▶ Short problem
Write out every one of the rows below character for character, leaving out the pictures.

--- Start Records provided ---

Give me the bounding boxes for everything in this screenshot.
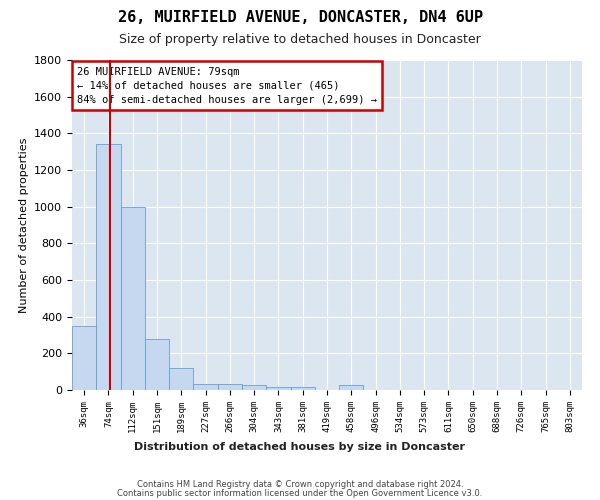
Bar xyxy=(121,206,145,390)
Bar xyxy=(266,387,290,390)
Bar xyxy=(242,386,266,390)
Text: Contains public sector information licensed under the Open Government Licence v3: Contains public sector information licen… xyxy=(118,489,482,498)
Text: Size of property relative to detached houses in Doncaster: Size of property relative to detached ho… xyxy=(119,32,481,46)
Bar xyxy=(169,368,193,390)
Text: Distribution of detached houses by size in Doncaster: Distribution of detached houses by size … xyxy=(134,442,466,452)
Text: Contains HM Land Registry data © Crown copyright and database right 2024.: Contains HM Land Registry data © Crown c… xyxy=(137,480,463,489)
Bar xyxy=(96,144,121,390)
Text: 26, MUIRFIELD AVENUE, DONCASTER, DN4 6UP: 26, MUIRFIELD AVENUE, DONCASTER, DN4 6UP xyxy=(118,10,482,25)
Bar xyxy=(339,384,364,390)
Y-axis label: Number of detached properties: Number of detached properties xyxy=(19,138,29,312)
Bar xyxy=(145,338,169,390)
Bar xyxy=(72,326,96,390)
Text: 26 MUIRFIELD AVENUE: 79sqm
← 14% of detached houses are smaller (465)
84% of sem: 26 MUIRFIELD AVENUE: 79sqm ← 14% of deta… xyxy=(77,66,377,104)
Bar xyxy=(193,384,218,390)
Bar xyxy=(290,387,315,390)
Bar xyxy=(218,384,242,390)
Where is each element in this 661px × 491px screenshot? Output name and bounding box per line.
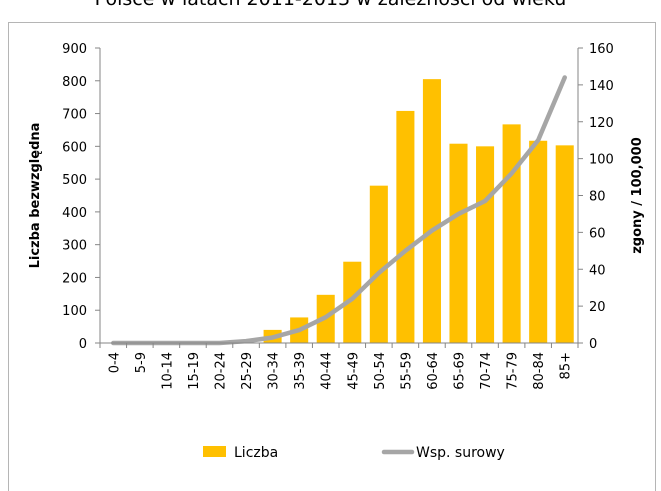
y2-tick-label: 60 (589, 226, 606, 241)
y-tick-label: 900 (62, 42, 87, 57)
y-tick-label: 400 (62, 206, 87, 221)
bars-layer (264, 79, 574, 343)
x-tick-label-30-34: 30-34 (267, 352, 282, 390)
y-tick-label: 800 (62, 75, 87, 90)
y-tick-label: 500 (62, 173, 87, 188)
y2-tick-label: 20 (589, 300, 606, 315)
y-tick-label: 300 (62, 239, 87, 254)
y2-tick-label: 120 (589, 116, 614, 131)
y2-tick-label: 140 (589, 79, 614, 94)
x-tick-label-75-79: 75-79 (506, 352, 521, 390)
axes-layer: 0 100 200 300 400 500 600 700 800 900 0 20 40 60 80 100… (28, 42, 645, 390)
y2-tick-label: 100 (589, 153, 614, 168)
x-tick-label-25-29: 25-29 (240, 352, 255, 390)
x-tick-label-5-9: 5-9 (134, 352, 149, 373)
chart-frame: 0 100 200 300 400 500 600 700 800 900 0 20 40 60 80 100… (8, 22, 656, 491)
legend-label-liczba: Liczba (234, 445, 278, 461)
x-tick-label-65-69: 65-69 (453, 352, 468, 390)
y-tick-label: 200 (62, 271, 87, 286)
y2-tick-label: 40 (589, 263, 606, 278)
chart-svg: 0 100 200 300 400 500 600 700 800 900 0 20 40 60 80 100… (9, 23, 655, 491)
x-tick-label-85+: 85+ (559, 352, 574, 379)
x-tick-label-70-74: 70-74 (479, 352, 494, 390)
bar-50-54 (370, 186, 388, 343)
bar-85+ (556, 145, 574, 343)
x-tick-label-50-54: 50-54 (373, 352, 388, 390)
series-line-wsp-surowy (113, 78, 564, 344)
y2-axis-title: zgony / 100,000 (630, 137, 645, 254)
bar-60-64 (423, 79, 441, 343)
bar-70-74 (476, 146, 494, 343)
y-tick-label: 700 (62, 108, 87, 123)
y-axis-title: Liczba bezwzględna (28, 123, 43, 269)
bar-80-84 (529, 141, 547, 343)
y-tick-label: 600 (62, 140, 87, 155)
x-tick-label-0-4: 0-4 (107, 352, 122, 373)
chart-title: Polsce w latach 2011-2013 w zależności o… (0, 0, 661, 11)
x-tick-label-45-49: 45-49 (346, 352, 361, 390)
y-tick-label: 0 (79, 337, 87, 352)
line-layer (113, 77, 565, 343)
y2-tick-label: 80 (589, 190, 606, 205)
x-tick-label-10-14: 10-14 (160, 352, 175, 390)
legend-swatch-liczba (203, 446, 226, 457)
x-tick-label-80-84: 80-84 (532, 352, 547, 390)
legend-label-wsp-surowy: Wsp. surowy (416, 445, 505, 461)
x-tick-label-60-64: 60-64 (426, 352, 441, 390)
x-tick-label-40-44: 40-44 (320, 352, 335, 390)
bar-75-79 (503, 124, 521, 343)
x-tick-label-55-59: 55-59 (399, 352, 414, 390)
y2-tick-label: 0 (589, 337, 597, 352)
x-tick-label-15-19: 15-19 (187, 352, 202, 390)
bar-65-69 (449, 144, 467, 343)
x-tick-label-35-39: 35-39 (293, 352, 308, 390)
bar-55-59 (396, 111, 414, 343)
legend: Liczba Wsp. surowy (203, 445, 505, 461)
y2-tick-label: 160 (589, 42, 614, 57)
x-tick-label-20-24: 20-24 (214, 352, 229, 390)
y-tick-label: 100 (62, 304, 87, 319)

--- End Records provided ---

▶ Exercise solution
Give me the bounding boxes for everything in this screenshot.
Bar xyxy=(121,206,145,390)
Bar xyxy=(266,387,290,390)
Bar xyxy=(242,386,266,390)
Text: Contains public sector information licensed under the Open Government Licence v3: Contains public sector information licen… xyxy=(118,489,482,498)
Text: Size of property relative to detached houses in Doncaster: Size of property relative to detached ho… xyxy=(119,32,481,46)
Bar xyxy=(169,368,193,390)
Text: Distribution of detached houses by size in Doncaster: Distribution of detached houses by size … xyxy=(134,442,466,452)
Text: Contains HM Land Registry data © Crown copyright and database right 2024.: Contains HM Land Registry data © Crown c… xyxy=(137,480,463,489)
Bar xyxy=(96,144,121,390)
Text: 26, MUIRFIELD AVENUE, DONCASTER, DN4 6UP: 26, MUIRFIELD AVENUE, DONCASTER, DN4 6UP xyxy=(118,10,482,25)
Bar xyxy=(339,384,364,390)
Y-axis label: Number of detached properties: Number of detached properties xyxy=(19,138,29,312)
Bar xyxy=(145,338,169,390)
Bar xyxy=(72,326,96,390)
Text: 26 MUIRFIELD AVENUE: 79sqm
← 14% of detached houses are smaller (465)
84% of sem: 26 MUIRFIELD AVENUE: 79sqm ← 14% of deta… xyxy=(77,66,377,104)
Bar xyxy=(193,384,218,390)
Bar xyxy=(290,387,315,390)
Bar xyxy=(218,384,242,390)
Where is each element in this 661px × 491px screenshot? Output name and bounding box per line.
y2-tick-label: 60 (589, 226, 606, 241)
y-tick-label: 900 (62, 42, 87, 57)
y-tick-label: 400 (62, 206, 87, 221)
bars-layer (264, 79, 574, 343)
x-tick-label-30-34: 30-34 (267, 352, 282, 390)
y-tick-label: 800 (62, 75, 87, 90)
y-tick-label: 500 (62, 173, 87, 188)
y2-tick-label: 20 (589, 300, 606, 315)
y-tick-label: 300 (62, 239, 87, 254)
y2-tick-label: 120 (589, 116, 614, 131)
y2-tick-label: 140 (589, 79, 614, 94)
x-tick-label-75-79: 75-79 (506, 352, 521, 390)
axes-layer: 0 100 200 300 400 500 600 700 800 900 0 20 40 60 80 100… (28, 42, 645, 390)
y2-tick-label: 100 (589, 153, 614, 168)
x-tick-label-25-29: 25-29 (240, 352, 255, 390)
x-tick-label-5-9: 5-9 (134, 352, 149, 373)
chart-frame: 0 100 200 300 400 500 600 700 800 900 0 20 40 60 80 100… (8, 22, 656, 491)
legend-label-liczba: Liczba (234, 445, 278, 461)
x-tick-label-65-69: 65-69 (453, 352, 468, 390)
y-tick-label: 200 (62, 271, 87, 286)
y2-tick-label: 40 (589, 263, 606, 278)
chart-svg: 0 100 200 300 400 500 600 700 800 900 0 20 40 60 80 100… (9, 23, 655, 491)
x-tick-label-85+: 85+ (559, 352, 574, 379)
x-tick-label-70-74: 70-74 (479, 352, 494, 390)
bar-50-54 (370, 186, 388, 343)
bar-85+ (556, 145, 574, 343)
x-tick-label-50-54: 50-54 (373, 352, 388, 390)
series-line-wsp-surowy (113, 78, 564, 344)
y2-axis-title: zgony / 100,000 (630, 137, 645, 254)
bar-60-64 (423, 79, 441, 343)
bar-70-74 (476, 146, 494, 343)
y-tick-label: 700 (62, 108, 87, 123)
y-axis-title: Liczba bezwzględna (28, 123, 43, 269)
bar-80-84 (529, 141, 547, 343)
y-tick-label: 600 (62, 140, 87, 155)
x-tick-label-0-4: 0-4 (107, 352, 122, 373)
chart-title: Polsce w latach 2011-2013 w zależności o… (0, 0, 661, 11)
x-tick-label-45-49: 45-49 (346, 352, 361, 390)
y-tick-label: 0 (79, 337, 87, 352)
line-layer (113, 77, 565, 343)
y2-tick-label: 80 (589, 190, 606, 205)
x-tick-label-10-14: 10-14 (160, 352, 175, 390)
legend-swatch-liczba (203, 446, 226, 457)
x-tick-label-80-84: 80-84 (532, 352, 547, 390)
legend-label-wsp-surowy: Wsp. surowy (416, 445, 505, 461)
x-tick-label-60-64: 60-64 (426, 352, 441, 390)
x-tick-label-40-44: 40-44 (320, 352, 335, 390)
bar-75-79 (503, 124, 521, 343)
x-tick-label-55-59: 55-59 (399, 352, 414, 390)
y2-tick-label: 0 (589, 337, 597, 352)
x-tick-label-15-19: 15-19 (187, 352, 202, 390)
bar-65-69 (449, 144, 467, 343)
x-tick-label-35-39: 35-39 (293, 352, 308, 390)
bar-55-59 (396, 111, 414, 343)
legend: Liczba Wsp. surowy (203, 445, 505, 461)
y2-tick-label: 160 (589, 42, 614, 57)
x-tick-label-20-24: 20-24 (214, 352, 229, 390)
y-tick-label: 100 (62, 304, 87, 319)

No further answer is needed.